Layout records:
** START **

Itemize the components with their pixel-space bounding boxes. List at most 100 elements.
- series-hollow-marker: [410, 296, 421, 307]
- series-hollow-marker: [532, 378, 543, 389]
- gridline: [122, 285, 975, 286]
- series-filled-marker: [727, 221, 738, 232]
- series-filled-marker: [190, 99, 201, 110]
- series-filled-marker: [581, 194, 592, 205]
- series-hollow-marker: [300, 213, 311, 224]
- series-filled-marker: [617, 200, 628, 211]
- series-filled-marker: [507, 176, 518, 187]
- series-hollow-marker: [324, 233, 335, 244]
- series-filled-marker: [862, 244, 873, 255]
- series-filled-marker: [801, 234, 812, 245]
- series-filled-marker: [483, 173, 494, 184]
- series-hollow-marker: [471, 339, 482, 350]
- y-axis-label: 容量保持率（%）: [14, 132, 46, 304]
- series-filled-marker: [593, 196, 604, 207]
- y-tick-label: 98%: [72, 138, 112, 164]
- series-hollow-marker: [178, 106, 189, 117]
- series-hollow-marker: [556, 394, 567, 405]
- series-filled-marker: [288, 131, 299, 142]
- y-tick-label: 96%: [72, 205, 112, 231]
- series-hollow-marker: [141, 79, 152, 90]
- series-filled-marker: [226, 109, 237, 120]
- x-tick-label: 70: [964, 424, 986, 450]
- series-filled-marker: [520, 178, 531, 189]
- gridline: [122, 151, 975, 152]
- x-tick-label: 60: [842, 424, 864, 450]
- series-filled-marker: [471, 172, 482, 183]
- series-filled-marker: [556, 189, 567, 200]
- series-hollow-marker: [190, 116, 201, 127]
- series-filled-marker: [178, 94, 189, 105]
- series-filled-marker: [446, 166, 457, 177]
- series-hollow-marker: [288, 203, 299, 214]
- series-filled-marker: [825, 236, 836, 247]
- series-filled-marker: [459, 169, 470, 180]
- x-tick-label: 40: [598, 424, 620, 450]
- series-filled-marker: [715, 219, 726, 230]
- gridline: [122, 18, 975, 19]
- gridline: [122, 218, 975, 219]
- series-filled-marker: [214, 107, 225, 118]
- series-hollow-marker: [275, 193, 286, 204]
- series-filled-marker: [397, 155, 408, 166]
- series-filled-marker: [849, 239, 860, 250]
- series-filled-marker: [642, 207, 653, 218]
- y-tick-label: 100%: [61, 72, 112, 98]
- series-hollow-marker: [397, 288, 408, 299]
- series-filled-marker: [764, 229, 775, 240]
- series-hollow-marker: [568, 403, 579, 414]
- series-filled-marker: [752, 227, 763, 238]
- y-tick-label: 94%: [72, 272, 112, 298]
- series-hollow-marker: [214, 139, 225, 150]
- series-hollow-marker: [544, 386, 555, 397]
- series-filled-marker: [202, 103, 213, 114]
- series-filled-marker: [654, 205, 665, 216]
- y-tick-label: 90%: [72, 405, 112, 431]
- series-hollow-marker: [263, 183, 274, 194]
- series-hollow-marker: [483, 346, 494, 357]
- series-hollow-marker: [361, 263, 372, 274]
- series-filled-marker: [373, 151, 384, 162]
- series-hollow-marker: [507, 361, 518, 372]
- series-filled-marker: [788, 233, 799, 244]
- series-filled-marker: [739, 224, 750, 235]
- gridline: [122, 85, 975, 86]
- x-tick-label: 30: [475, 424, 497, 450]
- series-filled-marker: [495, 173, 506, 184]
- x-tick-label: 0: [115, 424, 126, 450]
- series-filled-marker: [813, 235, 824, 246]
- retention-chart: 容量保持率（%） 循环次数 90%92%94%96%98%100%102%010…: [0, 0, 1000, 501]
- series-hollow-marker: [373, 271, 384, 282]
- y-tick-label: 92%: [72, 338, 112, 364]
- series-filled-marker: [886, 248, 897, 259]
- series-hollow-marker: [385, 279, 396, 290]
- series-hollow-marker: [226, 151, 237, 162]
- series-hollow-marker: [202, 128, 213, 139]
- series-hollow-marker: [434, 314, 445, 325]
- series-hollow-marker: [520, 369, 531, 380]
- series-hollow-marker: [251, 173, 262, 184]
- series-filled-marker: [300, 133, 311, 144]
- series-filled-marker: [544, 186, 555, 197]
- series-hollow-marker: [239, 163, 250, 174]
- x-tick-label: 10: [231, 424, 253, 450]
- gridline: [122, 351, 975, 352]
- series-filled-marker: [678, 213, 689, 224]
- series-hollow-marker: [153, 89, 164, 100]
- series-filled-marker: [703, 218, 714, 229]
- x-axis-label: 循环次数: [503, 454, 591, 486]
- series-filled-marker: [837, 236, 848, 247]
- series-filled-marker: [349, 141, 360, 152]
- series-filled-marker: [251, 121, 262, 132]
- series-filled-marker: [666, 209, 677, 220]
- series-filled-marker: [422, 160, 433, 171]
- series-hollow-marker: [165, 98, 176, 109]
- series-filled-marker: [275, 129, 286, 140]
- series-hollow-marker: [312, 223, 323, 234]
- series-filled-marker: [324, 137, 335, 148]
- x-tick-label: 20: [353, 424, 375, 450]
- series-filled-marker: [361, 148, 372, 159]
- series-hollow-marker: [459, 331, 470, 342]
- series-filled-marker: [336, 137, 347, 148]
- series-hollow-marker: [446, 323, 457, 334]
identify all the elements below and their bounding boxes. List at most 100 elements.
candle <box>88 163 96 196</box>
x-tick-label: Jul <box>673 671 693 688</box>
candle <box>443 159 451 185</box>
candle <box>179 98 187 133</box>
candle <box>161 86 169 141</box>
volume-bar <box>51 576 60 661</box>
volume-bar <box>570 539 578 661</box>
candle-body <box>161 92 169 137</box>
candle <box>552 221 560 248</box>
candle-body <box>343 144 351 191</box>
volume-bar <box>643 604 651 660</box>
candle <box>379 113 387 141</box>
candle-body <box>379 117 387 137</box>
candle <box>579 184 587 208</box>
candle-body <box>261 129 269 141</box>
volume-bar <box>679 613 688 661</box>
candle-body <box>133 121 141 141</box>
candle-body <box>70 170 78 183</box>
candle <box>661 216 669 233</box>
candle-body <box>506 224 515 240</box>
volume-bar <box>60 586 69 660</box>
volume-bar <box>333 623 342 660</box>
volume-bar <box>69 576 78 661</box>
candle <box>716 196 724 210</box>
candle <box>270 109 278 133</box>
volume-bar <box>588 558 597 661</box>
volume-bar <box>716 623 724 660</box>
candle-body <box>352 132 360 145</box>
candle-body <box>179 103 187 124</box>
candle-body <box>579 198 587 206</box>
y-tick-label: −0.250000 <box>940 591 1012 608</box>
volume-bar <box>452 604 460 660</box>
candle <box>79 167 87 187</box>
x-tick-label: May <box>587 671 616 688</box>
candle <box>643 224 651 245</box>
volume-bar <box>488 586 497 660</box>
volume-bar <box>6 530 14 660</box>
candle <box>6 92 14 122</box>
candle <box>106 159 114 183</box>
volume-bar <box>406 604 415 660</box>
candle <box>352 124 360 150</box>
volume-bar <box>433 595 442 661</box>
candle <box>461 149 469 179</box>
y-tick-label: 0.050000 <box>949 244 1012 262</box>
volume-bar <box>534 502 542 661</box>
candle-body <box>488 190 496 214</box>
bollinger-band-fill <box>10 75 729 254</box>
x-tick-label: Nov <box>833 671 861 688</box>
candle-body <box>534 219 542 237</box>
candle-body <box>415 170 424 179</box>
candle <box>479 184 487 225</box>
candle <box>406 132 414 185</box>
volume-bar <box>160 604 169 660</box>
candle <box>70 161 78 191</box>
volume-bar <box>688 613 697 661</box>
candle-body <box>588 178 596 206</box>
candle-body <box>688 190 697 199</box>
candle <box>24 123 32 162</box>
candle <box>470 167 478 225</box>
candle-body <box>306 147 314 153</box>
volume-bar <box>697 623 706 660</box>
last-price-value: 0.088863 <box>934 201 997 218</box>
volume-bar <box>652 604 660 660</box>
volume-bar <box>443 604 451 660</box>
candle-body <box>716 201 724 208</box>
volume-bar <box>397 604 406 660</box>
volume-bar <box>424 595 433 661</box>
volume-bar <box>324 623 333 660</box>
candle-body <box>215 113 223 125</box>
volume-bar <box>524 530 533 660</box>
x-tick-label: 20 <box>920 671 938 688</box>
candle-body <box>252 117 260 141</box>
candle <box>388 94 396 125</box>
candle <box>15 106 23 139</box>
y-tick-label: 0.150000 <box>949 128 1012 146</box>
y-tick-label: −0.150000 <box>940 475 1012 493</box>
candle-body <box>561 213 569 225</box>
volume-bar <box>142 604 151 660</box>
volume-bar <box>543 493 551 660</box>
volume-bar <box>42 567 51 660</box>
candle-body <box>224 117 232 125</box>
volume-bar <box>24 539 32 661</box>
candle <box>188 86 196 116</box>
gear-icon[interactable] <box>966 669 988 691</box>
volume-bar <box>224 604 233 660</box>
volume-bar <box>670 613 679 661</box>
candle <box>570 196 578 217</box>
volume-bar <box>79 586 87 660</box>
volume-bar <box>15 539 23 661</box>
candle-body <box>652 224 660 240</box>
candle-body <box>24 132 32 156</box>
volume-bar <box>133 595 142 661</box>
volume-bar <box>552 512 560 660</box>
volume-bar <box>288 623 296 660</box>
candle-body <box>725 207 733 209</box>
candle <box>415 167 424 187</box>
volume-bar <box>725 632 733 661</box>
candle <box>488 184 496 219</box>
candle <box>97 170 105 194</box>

** END **

**Exercise requirements:** Reproduce the records word for word, covering the stretch from their beginning through the line that contains "- series-filled-marker: [581, 194, 592, 205]", including that line.

**Reply:**
Itemize the components with their pixel-space bounding boxes. List at most 100 elements.
- series-hollow-marker: [410, 296, 421, 307]
- series-hollow-marker: [532, 378, 543, 389]
- gridline: [122, 285, 975, 286]
- series-filled-marker: [727, 221, 738, 232]
- series-filled-marker: [190, 99, 201, 110]
- series-filled-marker: [581, 194, 592, 205]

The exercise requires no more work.